DIRECTIONS → Pick out all lines of the entries that include the word "UADx" and copy them.

(Extracted data entries)
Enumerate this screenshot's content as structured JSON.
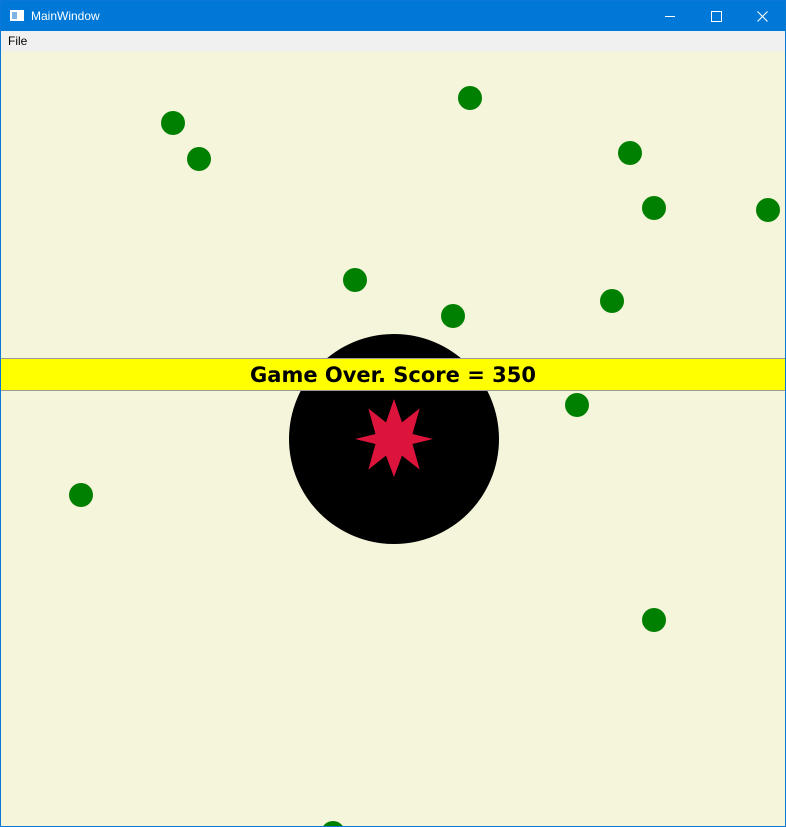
{
  "window": {
    "title": "MainWindow",
    "icon": "window-app-icon",
    "controls": [
      "minimize-icon",
      "maximize-icon",
      "close-icon"
    ]
  },
  "menu": {
    "items": [
      {
        "label": "File"
      }
    ]
  },
  "game": {
    "message": "Game Over. Score = 350",
    "colors": {
      "background": "#f5f5dc",
      "enemy": "#008000",
      "player": "#000000",
      "explosion": "#dc143c",
      "banner": "#ffff00"
    },
    "player": {
      "icon": "explosion-star-icon"
    },
    "enemies_count": 14
  }
}
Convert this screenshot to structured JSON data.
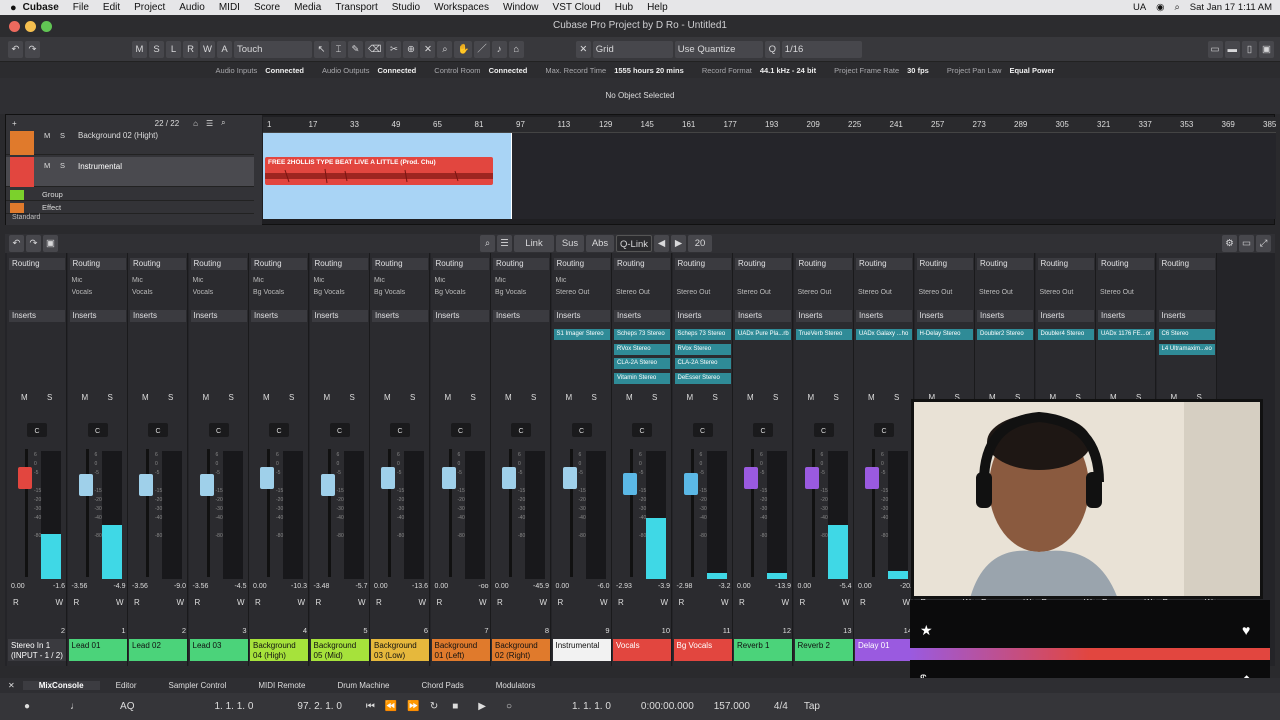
{
  "menubar": {
    "app": "Cubase",
    "items": [
      "File",
      "Edit",
      "Project",
      "Audio",
      "MIDI",
      "Score",
      "Media",
      "Transport",
      "Studio",
      "Workspaces",
      "Window",
      "VST Cloud",
      "Hub",
      "Help"
    ],
    "lang": "UA",
    "datetime": "Sat Jan 17  1:11 AM"
  },
  "window": {
    "title": "Cubase Pro Project by D Ro - Untitled1"
  },
  "toolbar": {
    "state_buttons": [
      "M",
      "S",
      "L",
      "R",
      "W",
      "A"
    ],
    "automation_mode": "Touch",
    "snap_mode": "Grid",
    "quantize_mode": "Use Quantize",
    "quantize_value": "1/16"
  },
  "status": [
    {
      "label": "Audio Inputs",
      "value": "Connected"
    },
    {
      "label": "Audio Outputs",
      "value": "Connected"
    },
    {
      "label": "Control Room",
      "value": "Connected"
    },
    {
      "label": "Max. Record Time",
      "value": "1555 hours 20 mins"
    },
    {
      "label": "Record Format",
      "value": "44.1 kHz - 24 bit"
    },
    {
      "label": "Project Frame Rate",
      "value": "30 fps"
    },
    {
      "label": "Project Pan Law",
      "value": "Equal Power"
    }
  ],
  "infoline": "No Object Selected",
  "project": {
    "track_count": "22 / 22",
    "tracks": [
      {
        "name": "Background 02 (Hight)",
        "color": "#e07a2c"
      },
      {
        "name": "Instrumental",
        "color": "#e2463f"
      },
      {
        "name": "Group",
        "color": "#7bd12c"
      },
      {
        "name": "Effect",
        "color": "#e07a2c"
      }
    ],
    "preset": "Standard",
    "ruler": [
      "1",
      "17",
      "33",
      "49",
      "65",
      "81",
      "97",
      "113",
      "129",
      "145",
      "161",
      "177",
      "193",
      "209",
      "225",
      "241",
      "257",
      "273",
      "289",
      "305",
      "321",
      "337",
      "353",
      "369",
      "385"
    ],
    "event_name": "FREE 2HOLLIS TYPE BEAT  LIVE A LITTLE (Prod. Chu)"
  },
  "mixer_toolbar": {
    "link": "Link",
    "sus": "Sus",
    "abs": "Abs",
    "qlink": "Q-Link",
    "channel_width": "20"
  },
  "strip_labels": {
    "routing": "Routing",
    "inserts": "Inserts",
    "mute": "M",
    "solo": "S",
    "read": "R",
    "write": "W"
  },
  "channels": [
    {
      "in": "",
      "out": "",
      "val1": "0.00",
      "val2": "-1.6",
      "num": "2",
      "name": "Stereo In 1 (INPUT - 1 / 2)",
      "color": "#3a3a3f",
      "mfill": 0.35,
      "cap": "#e2463f",
      "plugins": []
    },
    {
      "in": "Mic",
      "out": "Vocals",
      "val1": "-3.56",
      "val2": "-4.9",
      "num": "1",
      "name": "Lead 01",
      "color": "#4bd37a",
      "mfill": 0.42,
      "cap": "#9fd0ea",
      "plugins": []
    },
    {
      "in": "Mic",
      "out": "Vocals",
      "val1": "-3.56",
      "val2": "-9.0",
      "num": "2",
      "name": "Lead 02",
      "color": "#4bd37a",
      "mfill": 0,
      "cap": "#9fd0ea",
      "plugins": []
    },
    {
      "in": "Mic",
      "out": "Vocals",
      "val1": "-3.56",
      "val2": "-4.5",
      "num": "3",
      "name": "Lead 03",
      "color": "#4bd37a",
      "mfill": 0,
      "cap": "#9fd0ea",
      "plugins": []
    },
    {
      "in": "Mic",
      "out": "Bg Vocals",
      "val1": "0.00",
      "val2": "-10.3",
      "num": "4",
      "name": "Background 04 (High)",
      "color": "#a6e23b",
      "mfill": 0,
      "cap": "#9fd0ea",
      "plugins": []
    },
    {
      "in": "Mic",
      "out": "Bg Vocals",
      "val1": "-3.48",
      "val2": "-5.7",
      "num": "5",
      "name": "Background 05 (Mid)",
      "color": "#a6e23b",
      "mfill": 0,
      "cap": "#9fd0ea",
      "plugins": []
    },
    {
      "in": "Mic",
      "out": "Bg Vocals",
      "val1": "0.00",
      "val2": "-13.6",
      "num": "6",
      "name": "Background 03 (Low)",
      "color": "#e6b83c",
      "mfill": 0,
      "cap": "#9fd0ea",
      "plugins": []
    },
    {
      "in": "Mic",
      "out": "Bg Vocals",
      "val1": "0.00",
      "val2": "-oo",
      "num": "7",
      "name": "Background 01 (Left)",
      "color": "#e07a2c",
      "mfill": 0,
      "cap": "#9fd0ea",
      "plugins": []
    },
    {
      "in": "Mic",
      "out": "Bg Vocals",
      "val1": "0.00",
      "val2": "-45.9",
      "num": "8",
      "name": "Background 02 (Right)",
      "color": "#e07a2c",
      "mfill": 0,
      "cap": "#9fd0ea",
      "plugins": []
    },
    {
      "in": "Mic",
      "out": "Stereo Out",
      "val1": "0.00",
      "val2": "-6.0",
      "num": "9",
      "name": "Instrumental",
      "color": "#f2f2f2",
      "mfill": 0,
      "cap": "#9fd0ea",
      "plugins": [
        "S1 Imager Stereo"
      ]
    },
    {
      "in": "",
      "out": "Stereo Out",
      "val1": "-2.93",
      "val2": "-3.9",
      "num": "10",
      "name": "Vocals",
      "color": "#e2463f",
      "mfill": 0.48,
      "cap": "#5bb8e6",
      "plugins": [
        "Scheps 73 Stereo",
        "RVox Stereo",
        "CLA-2A Stereo",
        "Vitamin Stereo"
      ]
    },
    {
      "in": "",
      "out": "Stereo Out",
      "val1": "-2.98",
      "val2": "-3.2",
      "num": "11",
      "name": "Bg Vocals",
      "color": "#e2463f",
      "mfill": 0.05,
      "cap": "#5bb8e6",
      "plugins": [
        "Scheps 73 Stereo",
        "RVox Stereo",
        "CLA-2A Stereo",
        "DeEsser Stereo"
      ]
    },
    {
      "in": "",
      "out": "Stereo Out",
      "val1": "0.00",
      "val2": "-13.9",
      "num": "12",
      "name": "Reverb 1",
      "color": "#4bd37a",
      "mfill": 0.05,
      "cap": "#9a5ae0",
      "plugins": [
        "UADx Pure Pla...rb"
      ]
    },
    {
      "in": "",
      "out": "Stereo Out",
      "val1": "0.00",
      "val2": "-5.4",
      "num": "13",
      "name": "Reverb 2",
      "color": "#4bd37a",
      "mfill": 0.42,
      "cap": "#9a5ae0",
      "plugins": [
        "TrueVerb Stereo"
      ]
    },
    {
      "in": "",
      "out": "Stereo Out",
      "val1": "0.00",
      "val2": "-20.",
      "num": "14",
      "name": "Delay 01",
      "color": "#9a5ae0",
      "mfill": 0.06,
      "cap": "#9a5ae0",
      "plugins": [
        "UADx Galaxy ...ho"
      ]
    },
    {
      "in": "",
      "out": "Stereo Out",
      "val1": "",
      "val2": "",
      "num": "",
      "name": "",
      "color": "#9a5ae0",
      "mfill": 0,
      "cap": "#9a5ae0",
      "plugins": [
        "H-Delay Stereo"
      ]
    },
    {
      "in": "",
      "out": "Stereo Out",
      "val1": "",
      "val2": "",
      "num": "",
      "name": "",
      "color": "#e2463f",
      "mfill": 0,
      "cap": "#9a5ae0",
      "plugins": [
        "Doubler2 Stereo"
      ]
    },
    {
      "in": "",
      "out": "Stereo Out",
      "val1": "",
      "val2": "",
      "num": "",
      "name": "",
      "color": "#e2463f",
      "mfill": 0,
      "cap": "#9a5ae0",
      "plugins": [
        "Doubler4 Stereo"
      ]
    },
    {
      "in": "",
      "out": "Stereo Out",
      "val1": "",
      "val2": "",
      "num": "",
      "name": "",
      "color": "#e2463f",
      "mfill": 0,
      "cap": "#9a5ae0",
      "plugins": [
        "UADx 1176 FE...or"
      ]
    },
    {
      "in": "",
      "out": "",
      "val1": "",
      "val2": "",
      "num": "",
      "name": "",
      "color": "#3a3a3f",
      "mfill": 0,
      "cap": "#9a5ae0",
      "plugins": [
        "C6 Stereo",
        "L4 Ultramaxim...eo"
      ]
    }
  ],
  "bottom_tabs": [
    {
      "label": "MixConsole",
      "active": true
    },
    {
      "label": "Editor"
    },
    {
      "label": "Sampler Control"
    },
    {
      "label": "MIDI Remote"
    },
    {
      "label": "Drum Machine"
    },
    {
      "label": "Chord Pads"
    },
    {
      "label": "Modulators"
    }
  ],
  "transport": {
    "left_locator": "1. 1. 1.    0",
    "punch": "97. 2. 1.    0",
    "position_bars": "1. 1. 1.    0",
    "position_time": "0:00:00.000",
    "tempo": "157.000",
    "signature": "4/4",
    "tap": "Tap"
  }
}
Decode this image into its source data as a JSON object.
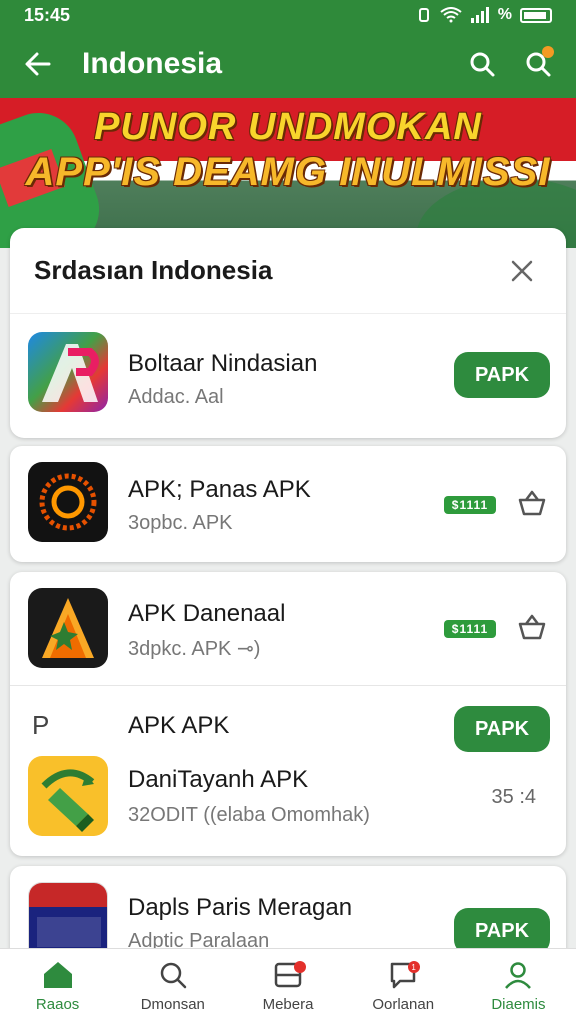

EXERCISE RESULT →
        "UADx Pure Pla...rb"
        "UADx Galaxy ...ho"
        "UADx 1176 FE...or"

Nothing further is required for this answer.